[Dataset rows about figures]
[Start]

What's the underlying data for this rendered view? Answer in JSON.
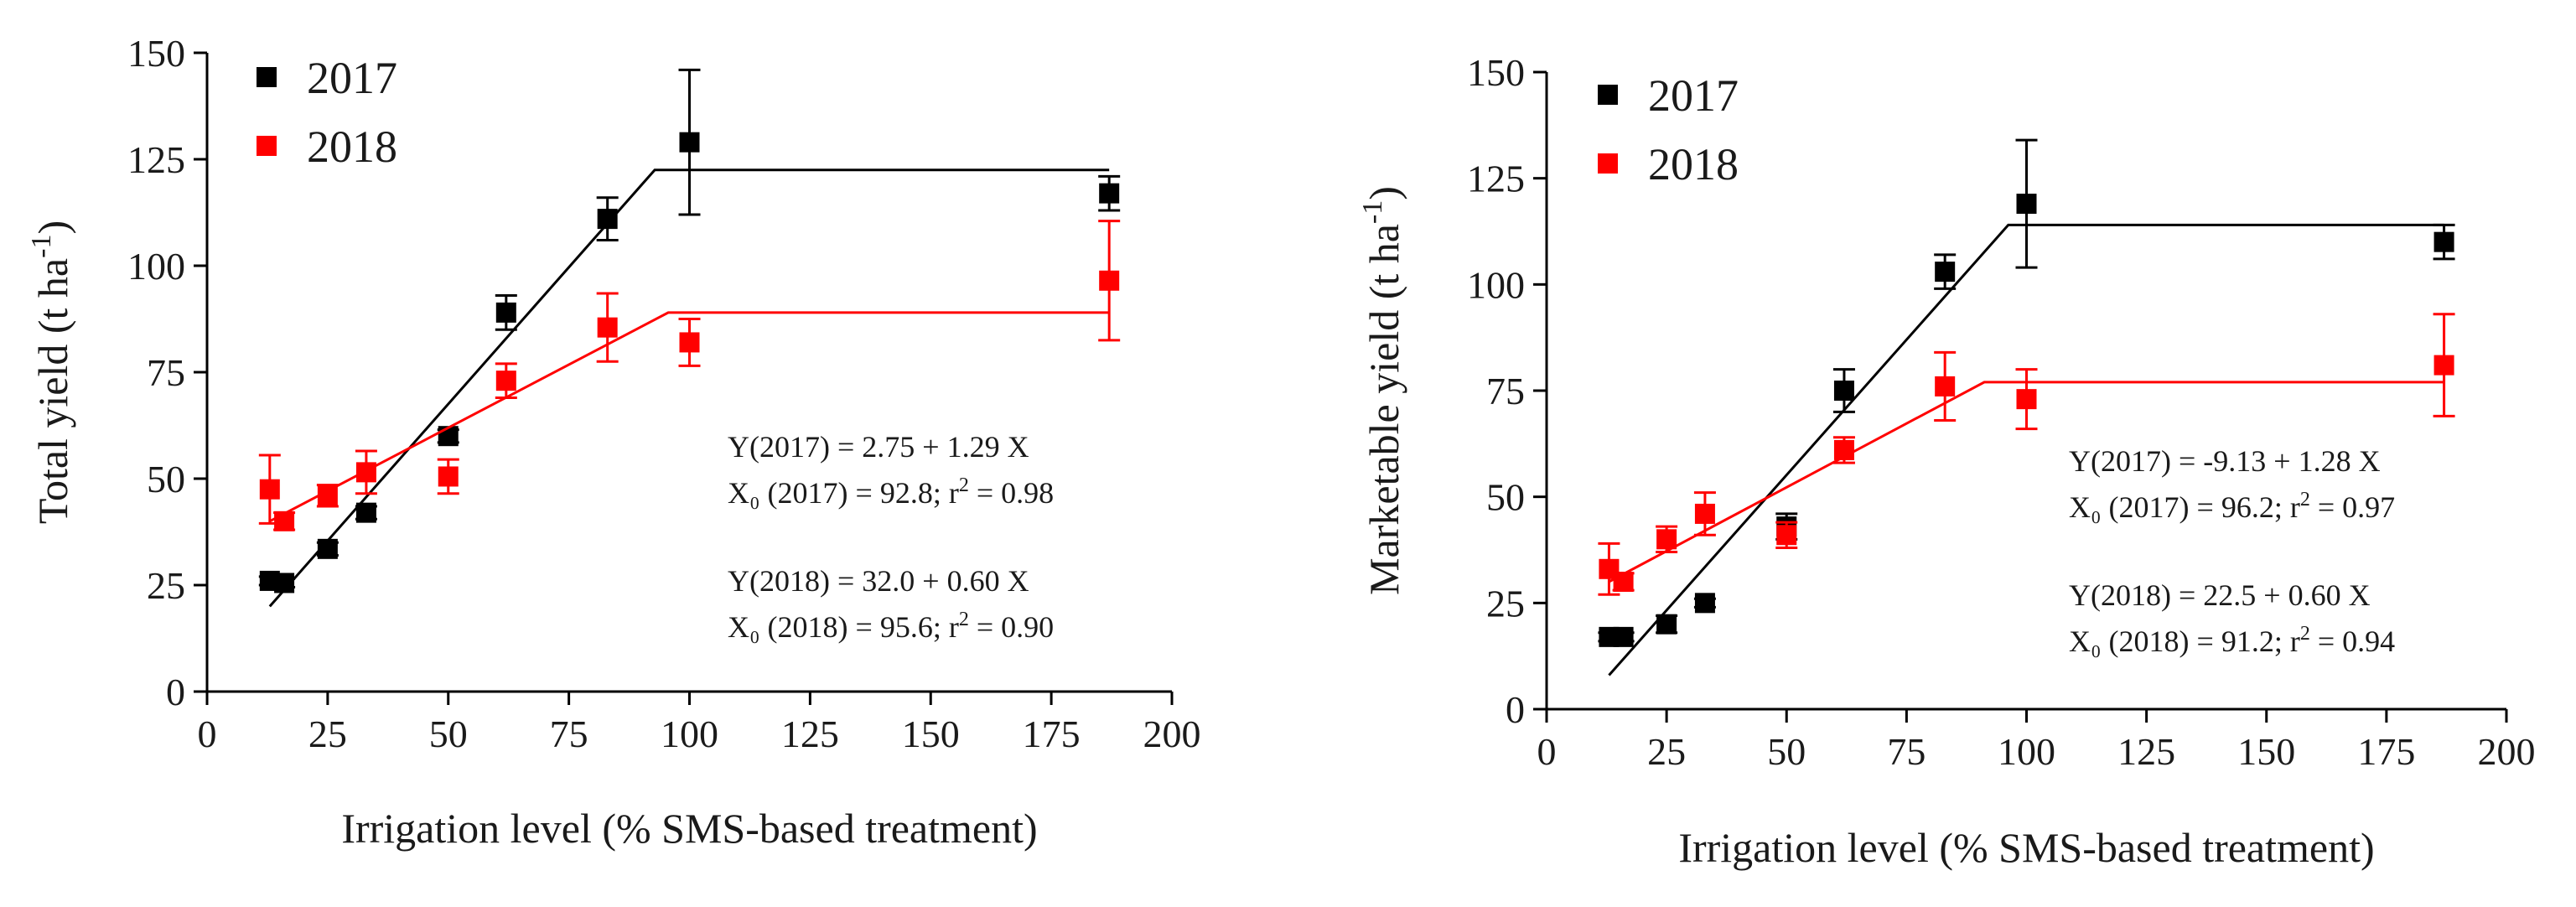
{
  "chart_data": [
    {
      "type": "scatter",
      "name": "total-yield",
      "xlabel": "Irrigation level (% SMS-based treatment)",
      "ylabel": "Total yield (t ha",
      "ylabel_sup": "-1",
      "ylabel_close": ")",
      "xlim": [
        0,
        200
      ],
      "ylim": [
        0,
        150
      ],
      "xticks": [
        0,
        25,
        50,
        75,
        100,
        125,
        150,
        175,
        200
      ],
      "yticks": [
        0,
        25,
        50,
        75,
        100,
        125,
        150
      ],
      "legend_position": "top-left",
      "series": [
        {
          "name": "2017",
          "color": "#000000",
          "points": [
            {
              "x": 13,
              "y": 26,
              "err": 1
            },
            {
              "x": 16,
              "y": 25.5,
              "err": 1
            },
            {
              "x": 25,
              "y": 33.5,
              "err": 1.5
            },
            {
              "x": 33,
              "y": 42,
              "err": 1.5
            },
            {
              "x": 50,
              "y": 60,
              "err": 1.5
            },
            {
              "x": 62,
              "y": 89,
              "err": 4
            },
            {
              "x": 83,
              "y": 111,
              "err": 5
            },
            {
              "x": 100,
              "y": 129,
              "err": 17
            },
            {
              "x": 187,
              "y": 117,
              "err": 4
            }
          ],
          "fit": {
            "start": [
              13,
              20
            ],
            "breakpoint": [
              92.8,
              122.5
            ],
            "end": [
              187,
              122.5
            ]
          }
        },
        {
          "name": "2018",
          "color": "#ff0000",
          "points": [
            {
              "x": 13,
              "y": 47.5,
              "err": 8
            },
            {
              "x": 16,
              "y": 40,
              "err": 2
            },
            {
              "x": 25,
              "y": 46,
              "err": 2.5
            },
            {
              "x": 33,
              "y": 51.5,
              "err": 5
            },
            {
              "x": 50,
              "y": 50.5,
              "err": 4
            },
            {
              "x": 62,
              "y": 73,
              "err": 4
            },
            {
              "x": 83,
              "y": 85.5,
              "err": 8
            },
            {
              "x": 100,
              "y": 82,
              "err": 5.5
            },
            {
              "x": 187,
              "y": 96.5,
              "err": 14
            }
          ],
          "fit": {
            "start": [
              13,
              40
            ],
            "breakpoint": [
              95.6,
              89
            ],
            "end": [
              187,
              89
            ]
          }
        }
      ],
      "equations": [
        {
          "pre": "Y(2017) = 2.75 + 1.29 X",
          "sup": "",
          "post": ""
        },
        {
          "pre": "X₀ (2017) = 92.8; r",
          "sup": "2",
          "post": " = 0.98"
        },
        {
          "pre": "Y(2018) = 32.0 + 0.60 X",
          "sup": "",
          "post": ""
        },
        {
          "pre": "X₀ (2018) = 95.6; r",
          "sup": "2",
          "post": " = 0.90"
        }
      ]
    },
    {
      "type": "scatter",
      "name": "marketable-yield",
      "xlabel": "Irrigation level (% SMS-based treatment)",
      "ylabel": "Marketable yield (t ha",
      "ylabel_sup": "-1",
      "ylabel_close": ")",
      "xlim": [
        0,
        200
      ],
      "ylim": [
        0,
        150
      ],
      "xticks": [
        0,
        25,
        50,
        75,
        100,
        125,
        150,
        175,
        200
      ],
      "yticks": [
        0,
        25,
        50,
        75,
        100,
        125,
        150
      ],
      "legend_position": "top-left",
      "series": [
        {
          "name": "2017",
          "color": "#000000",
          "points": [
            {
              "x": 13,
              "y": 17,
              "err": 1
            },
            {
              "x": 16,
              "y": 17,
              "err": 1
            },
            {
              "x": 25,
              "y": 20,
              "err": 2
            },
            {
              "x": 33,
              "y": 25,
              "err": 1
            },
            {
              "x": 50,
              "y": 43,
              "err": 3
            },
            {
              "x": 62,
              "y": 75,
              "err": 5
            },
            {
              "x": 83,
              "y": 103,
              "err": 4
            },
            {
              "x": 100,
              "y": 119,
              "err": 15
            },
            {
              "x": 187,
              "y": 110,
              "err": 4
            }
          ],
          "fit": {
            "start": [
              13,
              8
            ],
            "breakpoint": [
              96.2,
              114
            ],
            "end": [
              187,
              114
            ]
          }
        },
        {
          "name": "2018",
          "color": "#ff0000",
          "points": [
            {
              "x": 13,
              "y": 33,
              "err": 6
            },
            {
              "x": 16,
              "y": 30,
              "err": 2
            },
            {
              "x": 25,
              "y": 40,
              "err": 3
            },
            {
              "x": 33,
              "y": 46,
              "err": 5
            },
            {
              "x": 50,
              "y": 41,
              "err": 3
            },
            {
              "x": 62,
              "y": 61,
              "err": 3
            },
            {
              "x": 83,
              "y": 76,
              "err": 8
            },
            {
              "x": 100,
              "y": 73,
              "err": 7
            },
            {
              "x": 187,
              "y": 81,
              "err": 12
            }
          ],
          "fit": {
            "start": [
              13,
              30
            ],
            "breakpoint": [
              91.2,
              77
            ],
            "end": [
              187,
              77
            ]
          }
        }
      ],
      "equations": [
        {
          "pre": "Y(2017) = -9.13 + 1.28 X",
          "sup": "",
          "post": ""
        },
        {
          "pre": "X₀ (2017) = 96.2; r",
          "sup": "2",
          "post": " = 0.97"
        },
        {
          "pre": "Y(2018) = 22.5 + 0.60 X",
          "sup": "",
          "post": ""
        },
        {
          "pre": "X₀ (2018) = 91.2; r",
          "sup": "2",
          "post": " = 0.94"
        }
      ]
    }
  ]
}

[End]

Apart from the pictures, the entries above are to be repeated in full and exactly.

» **Task response**:
What's the underlying data for this rendered view? Answer in JSON.
{
  "chart_data": [
    {
      "type": "scatter",
      "name": "total-yield",
      "xlabel": "Irrigation level (% SMS-based treatment)",
      "ylabel": "Total yield (t ha",
      "ylabel_sup": "-1",
      "ylabel_close": ")",
      "xlim": [
        0,
        200
      ],
      "ylim": [
        0,
        150
      ],
      "xticks": [
        0,
        25,
        50,
        75,
        100,
        125,
        150,
        175,
        200
      ],
      "yticks": [
        0,
        25,
        50,
        75,
        100,
        125,
        150
      ],
      "legend_position": "top-left",
      "series": [
        {
          "name": "2017",
          "color": "#000000",
          "points": [
            {
              "x": 13,
              "y": 26,
              "err": 1
            },
            {
              "x": 16,
              "y": 25.5,
              "err": 1
            },
            {
              "x": 25,
              "y": 33.5,
              "err": 1.5
            },
            {
              "x": 33,
              "y": 42,
              "err": 1.5
            },
            {
              "x": 50,
              "y": 60,
              "err": 1.5
            },
            {
              "x": 62,
              "y": 89,
              "err": 4
            },
            {
              "x": 83,
              "y": 111,
              "err": 5
            },
            {
              "x": 100,
              "y": 129,
              "err": 17
            },
            {
              "x": 187,
              "y": 117,
              "err": 4
            }
          ],
          "fit": {
            "start": [
              13,
              20
            ],
            "breakpoint": [
              92.8,
              122.5
            ],
            "end": [
              187,
              122.5
            ]
          }
        },
        {
          "name": "2018",
          "color": "#ff0000",
          "points": [
            {
              "x": 13,
              "y": 47.5,
              "err": 8
            },
            {
              "x": 16,
              "y": 40,
              "err": 2
            },
            {
              "x": 25,
              "y": 46,
              "err": 2.5
            },
            {
              "x": 33,
              "y": 51.5,
              "err": 5
            },
            {
              "x": 50,
              "y": 50.5,
              "err": 4
            },
            {
              "x": 62,
              "y": 73,
              "err": 4
            },
            {
              "x": 83,
              "y": 85.5,
              "err": 8
            },
            {
              "x": 100,
              "y": 82,
              "err": 5.5
            },
            {
              "x": 187,
              "y": 96.5,
              "err": 14
            }
          ],
          "fit": {
            "start": [
              13,
              40
            ],
            "breakpoint": [
              95.6,
              89
            ],
            "end": [
              187,
              89
            ]
          }
        }
      ],
      "equations": [
        {
          "pre": "Y(2017) = 2.75 + 1.29 X",
          "sup": "",
          "post": ""
        },
        {
          "pre": "X₀ (2017) = 92.8; r",
          "sup": "2",
          "post": " = 0.98"
        },
        {
          "pre": "Y(2018) = 32.0 + 0.60 X",
          "sup": "",
          "post": ""
        },
        {
          "pre": "X₀ (2018) = 95.6; r",
          "sup": "2",
          "post": " = 0.90"
        }
      ]
    },
    {
      "type": "scatter",
      "name": "marketable-yield",
      "xlabel": "Irrigation level (% SMS-based treatment)",
      "ylabel": "Marketable yield (t ha",
      "ylabel_sup": "-1",
      "ylabel_close": ")",
      "xlim": [
        0,
        200
      ],
      "ylim": [
        0,
        150
      ],
      "xticks": [
        0,
        25,
        50,
        75,
        100,
        125,
        150,
        175,
        200
      ],
      "yticks": [
        0,
        25,
        50,
        75,
        100,
        125,
        150
      ],
      "legend_position": "top-left",
      "series": [
        {
          "name": "2017",
          "color": "#000000",
          "points": [
            {
              "x": 13,
              "y": 17,
              "err": 1
            },
            {
              "x": 16,
              "y": 17,
              "err": 1
            },
            {
              "x": 25,
              "y": 20,
              "err": 2
            },
            {
              "x": 33,
              "y": 25,
              "err": 1
            },
            {
              "x": 50,
              "y": 43,
              "err": 3
            },
            {
              "x": 62,
              "y": 75,
              "err": 5
            },
            {
              "x": 83,
              "y": 103,
              "err": 4
            },
            {
              "x": 100,
              "y": 119,
              "err": 15
            },
            {
              "x": 187,
              "y": 110,
              "err": 4
            }
          ],
          "fit": {
            "start": [
              13,
              8
            ],
            "breakpoint": [
              96.2,
              114
            ],
            "end": [
              187,
              114
            ]
          }
        },
        {
          "name": "2018",
          "color": "#ff0000",
          "points": [
            {
              "x": 13,
              "y": 33,
              "err": 6
            },
            {
              "x": 16,
              "y": 30,
              "err": 2
            },
            {
              "x": 25,
              "y": 40,
              "err": 3
            },
            {
              "x": 33,
              "y": 46,
              "err": 5
            },
            {
              "x": 50,
              "y": 41,
              "err": 3
            },
            {
              "x": 62,
              "y": 61,
              "err": 3
            },
            {
              "x": 83,
              "y": 76,
              "err": 8
            },
            {
              "x": 100,
              "y": 73,
              "err": 7
            },
            {
              "x": 187,
              "y": 81,
              "err": 12
            }
          ],
          "fit": {
            "start": [
              13,
              30
            ],
            "breakpoint": [
              91.2,
              77
            ],
            "end": [
              187,
              77
            ]
          }
        }
      ],
      "equations": [
        {
          "pre": "Y(2017) = -9.13 + 1.28 X",
          "sup": "",
          "post": ""
        },
        {
          "pre": "X₀ (2017) = 96.2; r",
          "sup": "2",
          "post": " = 0.97"
        },
        {
          "pre": "Y(2018) = 22.5 + 0.60 X",
          "sup": "",
          "post": ""
        },
        {
          "pre": "X₀ (2018) = 91.2; r",
          "sup": "2",
          "post": " = 0.94"
        }
      ]
    }
  ]
}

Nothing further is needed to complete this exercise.